= Stated exercise =
Without the pictures, output the records below word for word.

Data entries
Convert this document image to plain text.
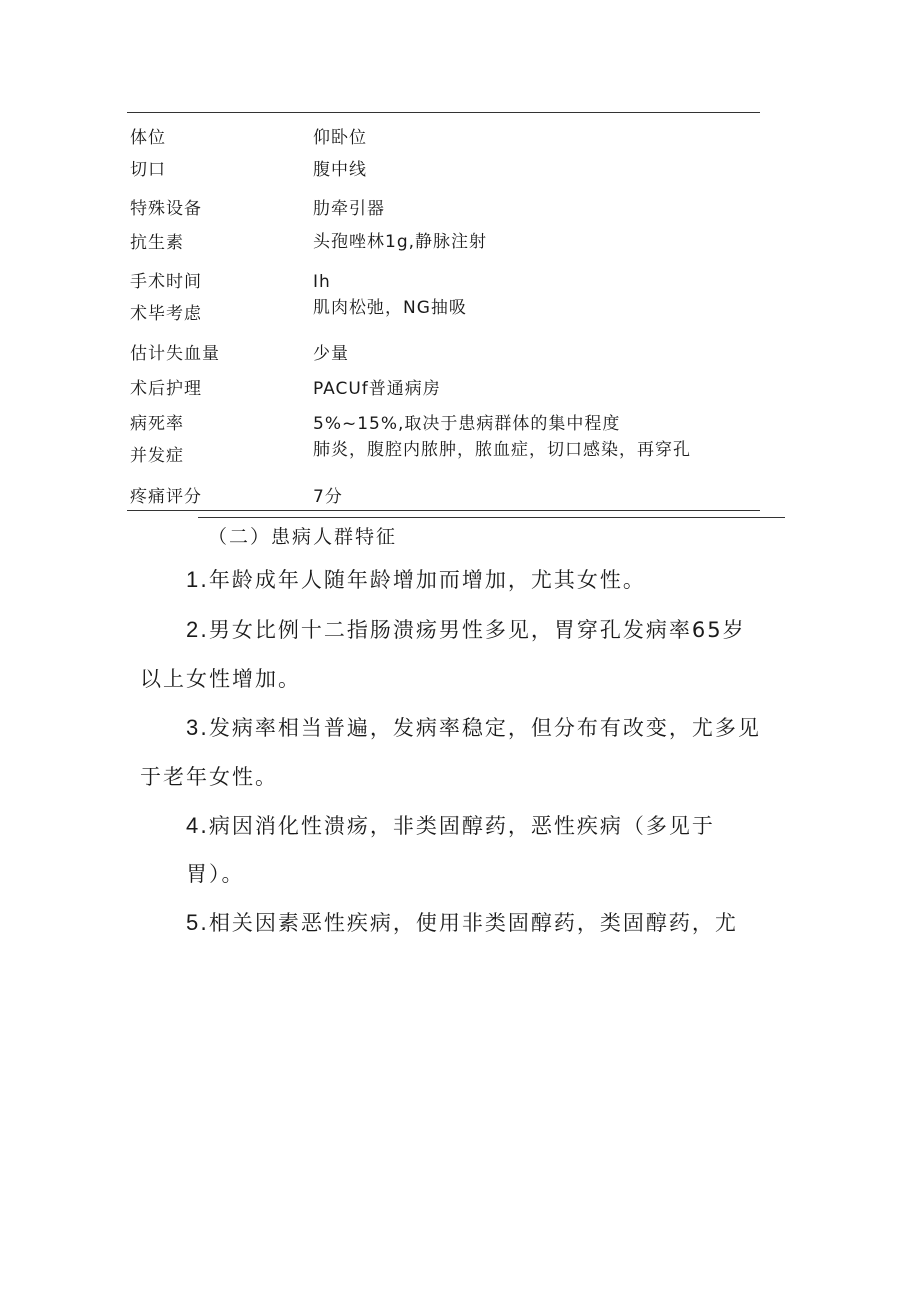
体位	仰卧位
切口	腹中线
特殊设备	肋牵引器
抗生素	头孢唑林1g,静脉注射
手术时间	Ih
术毕考虑	肌肉松弛，NG抽吸
估计失血量	少量
术后护理	PACUf普通病房
病死率	5%~15%,取决于患病群体的集中程度
并发症	肺炎，腹腔内脓肿，脓血症，切口感染，再穿孔
疼痛评分	7分
（二）患病人群特征
1.年龄成年人随年龄增加而增加，尤其女性。
2.男女比例十二指肠溃疡男性多见，胃穿孔发病率65岁
以上女性增加。
3.发病率相当普遍，发病率稳定，但分布有改变，尤多见
于老年女性。
4.病因消化性溃疡，非类固醇药，恶性疾病（多见于
胃）。
5.相关因素恶性疾病，使用非类固醇药，类固醇药，尤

= Written answer =
Convert this document image to plain text.
体位	仰卧位
切口	腹中线
特殊设备	肋牵引器
抗生素	头孢唑林1g,静脉注射
手术时间	Ih
术毕考虑	肌肉松弛，NG抽吸
估计失血量	少量
术后护理	PACUf普通病房
病死率	5%~15%,取决于患病群体的集中程度
并发症	肺炎，腹腔内脓肿，脓血症，切口感染，再穿孔
疼痛评分	7分
（二）患病人群特征
1.年龄成年人随年龄增加而增加，尤其女性。
2.男女比例十二指肠溃疡男性多见，胃穿孔发病率65岁
以上女性增加。
3.发病率相当普遍，发病率稳定，但分布有改变，尤多见
于老年女性。
4.病因消化性溃疡，非类固醇药，恶性疾病（多见于
胃）。
5.相关因素恶性疾病，使用非类固醇药，类固醇药，尤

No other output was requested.